# TASK OBJECTIVE:
Without altering anything, repeat each of the records.

# INPUT:
────────────────────
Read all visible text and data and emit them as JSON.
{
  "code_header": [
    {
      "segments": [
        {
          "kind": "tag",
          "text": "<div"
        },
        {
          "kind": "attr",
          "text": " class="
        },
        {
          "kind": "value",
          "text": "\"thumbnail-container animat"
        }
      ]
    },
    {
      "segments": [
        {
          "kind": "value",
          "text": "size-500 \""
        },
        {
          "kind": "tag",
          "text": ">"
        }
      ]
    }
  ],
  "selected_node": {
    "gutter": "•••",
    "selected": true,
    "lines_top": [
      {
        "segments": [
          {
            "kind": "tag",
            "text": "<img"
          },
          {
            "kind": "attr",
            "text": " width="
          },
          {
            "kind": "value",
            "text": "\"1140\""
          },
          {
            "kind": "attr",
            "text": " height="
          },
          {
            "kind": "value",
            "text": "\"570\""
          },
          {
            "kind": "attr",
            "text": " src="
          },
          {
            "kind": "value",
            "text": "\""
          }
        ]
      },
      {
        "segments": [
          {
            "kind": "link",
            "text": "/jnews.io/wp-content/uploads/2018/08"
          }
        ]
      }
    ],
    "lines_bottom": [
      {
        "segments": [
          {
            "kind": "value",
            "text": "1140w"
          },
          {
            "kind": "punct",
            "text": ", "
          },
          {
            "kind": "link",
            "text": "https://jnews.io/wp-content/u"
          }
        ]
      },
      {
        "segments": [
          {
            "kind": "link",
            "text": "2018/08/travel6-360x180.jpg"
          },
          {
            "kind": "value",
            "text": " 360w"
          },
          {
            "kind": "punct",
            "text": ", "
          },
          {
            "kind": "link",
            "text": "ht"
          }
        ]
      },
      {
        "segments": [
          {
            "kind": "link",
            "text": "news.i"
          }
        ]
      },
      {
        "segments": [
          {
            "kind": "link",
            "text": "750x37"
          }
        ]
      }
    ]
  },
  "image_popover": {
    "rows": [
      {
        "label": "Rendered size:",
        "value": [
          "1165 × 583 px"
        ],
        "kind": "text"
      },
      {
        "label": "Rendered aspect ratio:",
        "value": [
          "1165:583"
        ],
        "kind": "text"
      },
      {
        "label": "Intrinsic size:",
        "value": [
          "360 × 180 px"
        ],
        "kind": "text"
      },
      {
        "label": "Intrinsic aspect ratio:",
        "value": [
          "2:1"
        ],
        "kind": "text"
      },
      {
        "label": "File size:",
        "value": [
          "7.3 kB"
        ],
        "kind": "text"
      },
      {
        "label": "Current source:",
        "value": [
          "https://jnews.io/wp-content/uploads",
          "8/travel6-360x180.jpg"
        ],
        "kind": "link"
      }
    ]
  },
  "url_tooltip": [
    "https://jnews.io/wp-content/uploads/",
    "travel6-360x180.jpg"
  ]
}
────────────────────
# FINAL RESULT:
Read all visible text and data and emit them as JSON.
{
  "code_header": [
    {
      "segments": [
        {
          "kind": "tag",
          "text": "<div"
        },
        {
          "kind": "attr",
          "text": " class="
        },
        {
          "kind": "value",
          "text": "\"thumbnail-container animat"
        }
      ]
    },
    {
      "segments": [
        {
          "kind": "value",
          "text": "size-500 \""
        },
        {
          "kind": "tag",
          "text": ">"
        }
      ]
    }
  ],
  "selected_node": {
    "gutter": "•••",
    "selected": true,
    "lines_top": [
      {
        "segments": [
          {
            "kind": "tag",
            "text": "<img"
          },
          {
            "kind": "attr",
            "text": " width="
          },
          {
            "kind": "value",
            "text": "\"1140\""
          },
          {
            "kind": "attr",
            "text": " height="
          },
          {
            "kind": "value",
            "text": "\"570\""
          },
          {
            "kind": "attr",
            "text": " src="
          },
          {
            "kind": "value",
            "text": "\""
          }
        ]
      },
      {
        "segments": [
          {
            "kind": "link",
            "text": "/jnews.io/wp-content/uploads/2018/08"
          }
        ]
      }
    ],
    "lines_bottom": [
      {
        "segments": [
          {
            "kind": "value",
            "text": "1140w"
          },
          {
            "kind": "punct",
            "text": ", "
          },
          {
            "kind": "link",
            "text": "https://jnews.io/wp-content/u"
          }
        ]
      },
      {
        "segments": [
          {
            "kind": "link",
            "text": "2018/08/travel6-360x180.jpg"
          },
          {
            "kind": "value",
            "text": " 360w"
          },
          {
            "kind": "punct",
            "text": ", "
          },
          {
            "kind": "link",
            "text": "ht"
          }
        ]
      },
      {
        "segments": [
          {
            "kind": "link",
            "text": "news.i"
          }
        ]
      },
      {
        "segments": [
          {
            "kind": "link",
            "text": "750x37"
          }
        ]
      }
    ]
  },
  "image_popover": {
    "rows": [
      {
        "label": "Rendered size:",
        "value": [
          "1165 × 583 px"
        ],
        "kind": "text"
      },
      {
        "label": "Rendered aspect ratio:",
        "value": [
          "1165:583"
        ],
        "kind": "text"
      },
      {
        "label": "Intrinsic size:",
        "value": [
          "360 × 180 px"
        ],
        "kind": "text"
      },
      {
        "label": "Intrinsic aspect ratio:",
        "value": [
          "2:1"
        ],
        "kind": "text"
      },
      {
        "label": "File size:",
        "value": [
          "7.3 kB"
        ],
        "kind": "text"
      },
      {
        "label": "Current source:",
        "value": [
          "https://jnews.io/wp-content/uploads",
          "8/travel6-360x180.jpg"
        ],
        "kind": "link"
      }
    ]
  },
  "url_tooltip": [
    "https://jnews.io/wp-content/uploads/",
    "travel6-360x180.jpg"
  ]
}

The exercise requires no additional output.